WHAT IS EXPECTED:
Without the images, write out all of the following entries exactly.

MATERIAL PROVIDED:
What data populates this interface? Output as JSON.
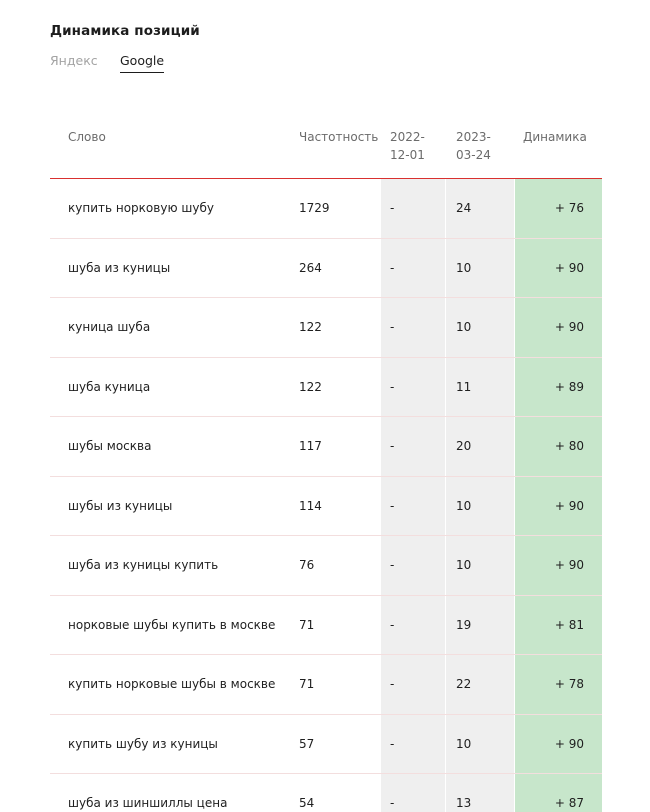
{
  "title": "Динамика позиций",
  "tabs": [
    {
      "label": "Яндекс",
      "active": false
    },
    {
      "label": "Google",
      "active": true
    }
  ],
  "table": {
    "headers": {
      "word": "Слово",
      "frequency": "Частотность",
      "date1": "2022-12-01",
      "date2": "2023-03-24",
      "dynamics": "Динамика"
    },
    "rows": [
      {
        "word": "купить норковую шубу",
        "freq": "1729",
        "d1": "-",
        "d2": "24",
        "dyn": "+ 76"
      },
      {
        "word": "шуба из куницы",
        "freq": "264",
        "d1": "-",
        "d2": "10",
        "dyn": "+ 90"
      },
      {
        "word": "куница шуба",
        "freq": "122",
        "d1": "-",
        "d2": "10",
        "dyn": "+ 90"
      },
      {
        "word": "шуба куница",
        "freq": "122",
        "d1": "-",
        "d2": "11",
        "dyn": "+ 89"
      },
      {
        "word": "шубы москва",
        "freq": "117",
        "d1": "-",
        "d2": "20",
        "dyn": "+ 80"
      },
      {
        "word": "шубы из куницы",
        "freq": "114",
        "d1": "-",
        "d2": "10",
        "dyn": "+ 90"
      },
      {
        "word": "шуба из куницы купить",
        "freq": "76",
        "d1": "-",
        "d2": "10",
        "dyn": "+ 90"
      },
      {
        "word": "норковые шубы купить в москве",
        "freq": "71",
        "d1": "-",
        "d2": "19",
        "dyn": "+ 81"
      },
      {
        "word": "купить норковые шубы в москве",
        "freq": "71",
        "d1": "-",
        "d2": "22",
        "dyn": "+ 78"
      },
      {
        "word": "купить шубу из куницы",
        "freq": "57",
        "d1": "-",
        "d2": "10",
        "dyn": "+ 90"
      },
      {
        "word": "шуба из шиншиллы цена",
        "freq": "54",
        "d1": "-",
        "d2": "13",
        "dyn": "+ 87"
      }
    ]
  },
  "colors": {
    "header_border": "#d9302f",
    "date_column_bg": "#efefef",
    "dynamics_column_bg": "#c7e6cb"
  }
}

RESULT BELOW:
What data populates this interface? Output as JSON.
{
  "title": "Динамика позиций",
  "tabs": [
    {
      "label": "Яндекс",
      "active": false
    },
    {
      "label": "Google",
      "active": true
    }
  ],
  "table": {
    "headers": {
      "word": "Слово",
      "frequency": "Частотность",
      "date1": "2022-12-01",
      "date2": "2023-03-24",
      "dynamics": "Динамика"
    },
    "rows": [
      {
        "word": "купить норковую шубу",
        "freq": "1729",
        "d1": "-",
        "d2": "24",
        "dyn": "+ 76"
      },
      {
        "word": "шуба из куницы",
        "freq": "264",
        "d1": "-",
        "d2": "10",
        "dyn": "+ 90"
      },
      {
        "word": "куница шуба",
        "freq": "122",
        "d1": "-",
        "d2": "10",
        "dyn": "+ 90"
      },
      {
        "word": "шуба куница",
        "freq": "122",
        "d1": "-",
        "d2": "11",
        "dyn": "+ 89"
      },
      {
        "word": "шубы москва",
        "freq": "117",
        "d1": "-",
        "d2": "20",
        "dyn": "+ 80"
      },
      {
        "word": "шубы из куницы",
        "freq": "114",
        "d1": "-",
        "d2": "10",
        "dyn": "+ 90"
      },
      {
        "word": "шуба из куницы купить",
        "freq": "76",
        "d1": "-",
        "d2": "10",
        "dyn": "+ 90"
      },
      {
        "word": "норковые шубы купить в москве",
        "freq": "71",
        "d1": "-",
        "d2": "19",
        "dyn": "+ 81"
      },
      {
        "word": "купить норковые шубы в москве",
        "freq": "71",
        "d1": "-",
        "d2": "22",
        "dyn": "+ 78"
      },
      {
        "word": "купить шубу из куницы",
        "freq": "57",
        "d1": "-",
        "d2": "10",
        "dyn": "+ 90"
      },
      {
        "word": "шуба из шиншиллы цена",
        "freq": "54",
        "d1": "-",
        "d2": "13",
        "dyn": "+ 87"
      }
    ]
  },
  "colors": {
    "header_border": "#d9302f",
    "date_column_bg": "#efefef",
    "dynamics_column_bg": "#c7e6cb"
  }
}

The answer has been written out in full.